======== Records for the task ========

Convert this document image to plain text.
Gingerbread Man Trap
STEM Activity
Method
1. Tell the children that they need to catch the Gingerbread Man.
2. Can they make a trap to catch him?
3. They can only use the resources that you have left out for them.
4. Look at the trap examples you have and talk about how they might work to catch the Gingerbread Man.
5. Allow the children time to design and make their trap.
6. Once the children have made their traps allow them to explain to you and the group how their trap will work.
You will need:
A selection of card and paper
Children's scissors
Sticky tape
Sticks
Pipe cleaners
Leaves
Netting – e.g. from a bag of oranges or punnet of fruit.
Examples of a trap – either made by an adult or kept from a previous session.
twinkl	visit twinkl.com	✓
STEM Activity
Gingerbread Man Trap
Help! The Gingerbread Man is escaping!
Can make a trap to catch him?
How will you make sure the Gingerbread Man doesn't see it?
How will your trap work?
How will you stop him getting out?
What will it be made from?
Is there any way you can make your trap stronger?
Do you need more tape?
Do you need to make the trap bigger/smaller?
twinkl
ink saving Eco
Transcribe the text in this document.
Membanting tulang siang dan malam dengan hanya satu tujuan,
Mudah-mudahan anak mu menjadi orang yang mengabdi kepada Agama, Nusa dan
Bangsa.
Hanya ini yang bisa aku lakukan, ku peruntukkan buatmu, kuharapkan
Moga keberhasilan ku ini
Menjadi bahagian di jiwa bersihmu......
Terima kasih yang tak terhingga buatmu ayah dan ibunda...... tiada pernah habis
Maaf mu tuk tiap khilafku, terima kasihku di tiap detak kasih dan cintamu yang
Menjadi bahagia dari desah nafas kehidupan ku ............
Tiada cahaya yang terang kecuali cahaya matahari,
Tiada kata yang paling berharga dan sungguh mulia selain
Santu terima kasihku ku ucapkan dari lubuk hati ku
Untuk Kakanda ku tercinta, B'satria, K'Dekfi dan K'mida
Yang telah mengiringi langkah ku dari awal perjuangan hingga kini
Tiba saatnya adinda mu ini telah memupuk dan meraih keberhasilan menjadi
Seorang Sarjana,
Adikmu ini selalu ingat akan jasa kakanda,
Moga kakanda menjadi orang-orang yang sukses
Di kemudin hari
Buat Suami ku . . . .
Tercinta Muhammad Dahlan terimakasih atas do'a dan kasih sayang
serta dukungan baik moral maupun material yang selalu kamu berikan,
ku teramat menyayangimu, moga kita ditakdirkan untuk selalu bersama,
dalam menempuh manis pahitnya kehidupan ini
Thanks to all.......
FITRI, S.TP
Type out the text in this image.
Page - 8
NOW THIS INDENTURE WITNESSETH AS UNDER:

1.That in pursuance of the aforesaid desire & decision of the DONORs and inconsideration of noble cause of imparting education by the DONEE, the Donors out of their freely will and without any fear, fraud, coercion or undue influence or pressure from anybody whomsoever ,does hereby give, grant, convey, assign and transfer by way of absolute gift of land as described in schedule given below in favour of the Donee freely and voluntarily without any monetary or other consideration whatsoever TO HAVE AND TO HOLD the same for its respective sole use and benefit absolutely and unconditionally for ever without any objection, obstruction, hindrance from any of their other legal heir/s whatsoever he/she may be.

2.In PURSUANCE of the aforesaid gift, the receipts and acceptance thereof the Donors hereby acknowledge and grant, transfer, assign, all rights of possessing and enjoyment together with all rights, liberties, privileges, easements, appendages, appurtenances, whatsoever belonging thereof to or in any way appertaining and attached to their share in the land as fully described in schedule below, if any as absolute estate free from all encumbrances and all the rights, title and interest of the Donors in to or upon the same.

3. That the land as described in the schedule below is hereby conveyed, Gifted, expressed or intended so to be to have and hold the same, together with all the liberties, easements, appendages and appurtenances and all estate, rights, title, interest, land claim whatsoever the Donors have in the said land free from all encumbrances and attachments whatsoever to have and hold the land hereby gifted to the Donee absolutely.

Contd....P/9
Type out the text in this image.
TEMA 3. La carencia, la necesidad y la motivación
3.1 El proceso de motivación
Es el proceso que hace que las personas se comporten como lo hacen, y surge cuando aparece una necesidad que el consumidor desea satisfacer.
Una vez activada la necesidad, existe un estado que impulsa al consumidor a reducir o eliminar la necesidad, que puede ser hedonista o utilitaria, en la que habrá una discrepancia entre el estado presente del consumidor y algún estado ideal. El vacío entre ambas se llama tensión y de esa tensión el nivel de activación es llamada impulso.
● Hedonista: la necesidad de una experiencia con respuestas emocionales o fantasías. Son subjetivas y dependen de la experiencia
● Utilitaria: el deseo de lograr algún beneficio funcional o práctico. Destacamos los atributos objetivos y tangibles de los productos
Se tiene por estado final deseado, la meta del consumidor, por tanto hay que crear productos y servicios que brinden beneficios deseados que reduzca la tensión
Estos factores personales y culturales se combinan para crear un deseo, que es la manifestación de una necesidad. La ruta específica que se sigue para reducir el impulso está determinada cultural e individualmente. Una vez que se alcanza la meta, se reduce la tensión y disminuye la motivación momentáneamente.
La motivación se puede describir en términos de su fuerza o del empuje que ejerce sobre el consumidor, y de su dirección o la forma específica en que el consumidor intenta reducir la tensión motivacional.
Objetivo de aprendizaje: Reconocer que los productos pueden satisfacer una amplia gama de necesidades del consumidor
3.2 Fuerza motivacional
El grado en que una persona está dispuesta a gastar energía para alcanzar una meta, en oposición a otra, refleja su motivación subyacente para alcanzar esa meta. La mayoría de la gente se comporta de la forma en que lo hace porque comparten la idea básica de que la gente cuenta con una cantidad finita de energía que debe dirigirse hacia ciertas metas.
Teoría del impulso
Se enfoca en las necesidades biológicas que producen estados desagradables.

========

=== Instructions to follow ===
List all lines in the material containing the string "dari".

=== Correct response ===
Menjadi bahagia dari desah nafas kehidupan ku ............
Santu terima kasihku ku ucapkan dari lubuk hati ku
Yang telah mengiringi langkah ku dari awal perjuangan hingga kini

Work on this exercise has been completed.